▸ **OBJECTIVE**
Look through the material and tally each line bearing the word "طبیعی". Give only the total.

▸ **INFORMATION SHOWN**
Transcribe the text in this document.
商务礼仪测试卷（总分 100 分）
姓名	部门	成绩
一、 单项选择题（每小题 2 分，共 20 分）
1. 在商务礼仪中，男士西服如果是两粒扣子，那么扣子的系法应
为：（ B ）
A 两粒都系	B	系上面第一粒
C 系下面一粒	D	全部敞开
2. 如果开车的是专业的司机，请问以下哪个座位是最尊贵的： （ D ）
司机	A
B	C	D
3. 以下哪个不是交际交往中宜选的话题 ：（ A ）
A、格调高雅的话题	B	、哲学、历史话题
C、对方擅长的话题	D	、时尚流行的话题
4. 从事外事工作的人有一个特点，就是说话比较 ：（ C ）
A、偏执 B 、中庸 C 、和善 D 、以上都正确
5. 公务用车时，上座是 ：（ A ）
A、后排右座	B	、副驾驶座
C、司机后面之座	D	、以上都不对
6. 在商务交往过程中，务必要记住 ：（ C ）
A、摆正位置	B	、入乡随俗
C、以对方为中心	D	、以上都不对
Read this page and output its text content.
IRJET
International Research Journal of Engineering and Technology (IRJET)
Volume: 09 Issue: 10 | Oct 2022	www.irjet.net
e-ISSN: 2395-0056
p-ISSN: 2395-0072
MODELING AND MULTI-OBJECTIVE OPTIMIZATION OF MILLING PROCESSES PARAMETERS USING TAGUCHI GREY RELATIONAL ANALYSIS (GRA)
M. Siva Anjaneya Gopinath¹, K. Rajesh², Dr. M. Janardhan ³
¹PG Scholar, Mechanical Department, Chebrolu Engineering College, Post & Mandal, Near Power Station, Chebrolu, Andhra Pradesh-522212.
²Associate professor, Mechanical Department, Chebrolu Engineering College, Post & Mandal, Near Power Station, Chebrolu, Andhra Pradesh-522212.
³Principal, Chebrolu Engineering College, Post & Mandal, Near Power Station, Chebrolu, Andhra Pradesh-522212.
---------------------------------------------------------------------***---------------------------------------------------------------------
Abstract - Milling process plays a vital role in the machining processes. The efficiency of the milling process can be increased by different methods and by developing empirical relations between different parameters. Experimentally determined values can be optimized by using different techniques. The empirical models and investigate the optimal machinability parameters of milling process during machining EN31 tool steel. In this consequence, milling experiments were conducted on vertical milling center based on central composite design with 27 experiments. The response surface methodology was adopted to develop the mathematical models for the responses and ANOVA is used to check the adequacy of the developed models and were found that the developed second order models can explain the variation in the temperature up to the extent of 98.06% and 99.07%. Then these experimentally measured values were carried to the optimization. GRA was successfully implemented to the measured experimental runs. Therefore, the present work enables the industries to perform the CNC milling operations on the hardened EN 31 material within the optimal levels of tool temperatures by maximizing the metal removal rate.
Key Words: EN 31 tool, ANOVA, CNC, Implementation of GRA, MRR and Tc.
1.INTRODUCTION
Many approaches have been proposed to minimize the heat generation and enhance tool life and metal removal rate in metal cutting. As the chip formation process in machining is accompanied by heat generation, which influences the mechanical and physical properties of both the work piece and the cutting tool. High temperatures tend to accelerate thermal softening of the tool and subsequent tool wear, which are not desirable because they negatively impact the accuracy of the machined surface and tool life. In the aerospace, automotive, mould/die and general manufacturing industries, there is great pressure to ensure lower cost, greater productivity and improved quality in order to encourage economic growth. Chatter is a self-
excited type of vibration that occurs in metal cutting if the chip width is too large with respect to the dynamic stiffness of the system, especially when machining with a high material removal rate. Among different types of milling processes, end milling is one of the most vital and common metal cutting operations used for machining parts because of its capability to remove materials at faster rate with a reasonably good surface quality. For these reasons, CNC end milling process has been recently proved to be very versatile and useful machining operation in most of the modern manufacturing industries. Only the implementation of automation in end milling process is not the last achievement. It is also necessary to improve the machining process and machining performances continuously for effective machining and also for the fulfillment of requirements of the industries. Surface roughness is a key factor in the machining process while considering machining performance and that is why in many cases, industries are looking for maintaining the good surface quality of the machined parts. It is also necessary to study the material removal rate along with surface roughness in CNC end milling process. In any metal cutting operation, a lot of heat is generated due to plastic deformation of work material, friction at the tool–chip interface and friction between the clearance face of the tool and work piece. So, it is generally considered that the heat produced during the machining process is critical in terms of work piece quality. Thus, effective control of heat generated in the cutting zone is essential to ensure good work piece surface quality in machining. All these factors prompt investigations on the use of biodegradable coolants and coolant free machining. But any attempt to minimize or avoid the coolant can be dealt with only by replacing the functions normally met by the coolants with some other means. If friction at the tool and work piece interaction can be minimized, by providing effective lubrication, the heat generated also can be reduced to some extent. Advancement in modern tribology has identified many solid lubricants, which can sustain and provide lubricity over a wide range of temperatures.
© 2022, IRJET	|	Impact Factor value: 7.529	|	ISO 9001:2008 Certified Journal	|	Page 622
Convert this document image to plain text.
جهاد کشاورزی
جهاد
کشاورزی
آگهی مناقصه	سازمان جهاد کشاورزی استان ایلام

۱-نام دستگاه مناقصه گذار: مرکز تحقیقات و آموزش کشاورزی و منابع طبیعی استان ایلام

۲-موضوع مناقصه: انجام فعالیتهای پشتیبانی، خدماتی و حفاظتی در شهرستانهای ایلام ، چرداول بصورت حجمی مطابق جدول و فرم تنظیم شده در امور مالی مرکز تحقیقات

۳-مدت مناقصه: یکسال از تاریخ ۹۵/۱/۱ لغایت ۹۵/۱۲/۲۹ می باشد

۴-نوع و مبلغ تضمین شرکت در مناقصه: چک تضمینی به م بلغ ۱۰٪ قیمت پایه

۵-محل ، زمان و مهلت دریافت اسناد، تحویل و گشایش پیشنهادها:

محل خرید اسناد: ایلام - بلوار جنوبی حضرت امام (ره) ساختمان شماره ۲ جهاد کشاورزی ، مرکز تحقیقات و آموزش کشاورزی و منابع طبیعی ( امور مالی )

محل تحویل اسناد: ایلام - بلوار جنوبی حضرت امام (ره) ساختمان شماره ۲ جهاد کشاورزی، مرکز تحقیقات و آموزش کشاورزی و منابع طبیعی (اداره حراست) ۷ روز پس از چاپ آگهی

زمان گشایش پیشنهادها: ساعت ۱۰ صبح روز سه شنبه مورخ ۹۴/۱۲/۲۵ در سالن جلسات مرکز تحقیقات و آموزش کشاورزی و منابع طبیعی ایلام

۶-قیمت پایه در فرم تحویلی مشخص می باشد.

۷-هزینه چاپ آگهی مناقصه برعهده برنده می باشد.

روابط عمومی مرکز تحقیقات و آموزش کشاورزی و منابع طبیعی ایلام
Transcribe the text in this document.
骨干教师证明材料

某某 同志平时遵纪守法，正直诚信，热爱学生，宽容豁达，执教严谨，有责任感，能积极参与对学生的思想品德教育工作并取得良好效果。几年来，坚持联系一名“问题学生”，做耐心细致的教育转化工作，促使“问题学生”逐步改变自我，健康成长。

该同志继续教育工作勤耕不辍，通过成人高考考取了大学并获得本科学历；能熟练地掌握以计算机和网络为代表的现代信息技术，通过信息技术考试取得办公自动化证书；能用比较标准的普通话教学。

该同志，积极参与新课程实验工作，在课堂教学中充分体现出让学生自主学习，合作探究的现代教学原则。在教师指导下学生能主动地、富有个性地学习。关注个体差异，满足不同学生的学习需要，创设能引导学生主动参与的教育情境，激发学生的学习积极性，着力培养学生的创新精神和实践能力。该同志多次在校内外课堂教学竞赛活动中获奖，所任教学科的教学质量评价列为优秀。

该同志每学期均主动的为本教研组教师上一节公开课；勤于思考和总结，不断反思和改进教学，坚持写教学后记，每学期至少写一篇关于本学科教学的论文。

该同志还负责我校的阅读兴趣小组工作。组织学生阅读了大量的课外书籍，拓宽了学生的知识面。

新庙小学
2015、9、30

▸ **SOLUTION TO THIS PROBLEM**
5